>> start Available data
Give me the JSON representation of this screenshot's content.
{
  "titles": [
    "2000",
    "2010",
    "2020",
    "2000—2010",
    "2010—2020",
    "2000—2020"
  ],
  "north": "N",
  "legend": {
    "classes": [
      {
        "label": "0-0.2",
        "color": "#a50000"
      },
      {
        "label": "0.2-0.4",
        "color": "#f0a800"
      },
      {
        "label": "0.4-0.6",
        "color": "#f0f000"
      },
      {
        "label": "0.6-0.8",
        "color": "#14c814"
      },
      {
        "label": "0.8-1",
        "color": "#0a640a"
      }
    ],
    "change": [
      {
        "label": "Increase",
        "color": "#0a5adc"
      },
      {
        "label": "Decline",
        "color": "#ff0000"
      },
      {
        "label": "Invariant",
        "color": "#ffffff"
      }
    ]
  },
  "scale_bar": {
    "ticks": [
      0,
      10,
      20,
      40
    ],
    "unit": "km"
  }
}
>> end Available data
• Exercise goal
Return each line among the entries that holds the word "color".

• Exercise solution
        "color": "#a50000"
        "color": "#f0a800"
        "color": "#f0f000"
        "color": "#14c814"
        "color": "#0a640a"
        "color": "#0a5adc"
        "color": "#ff0000"
        "color": "#ffffff"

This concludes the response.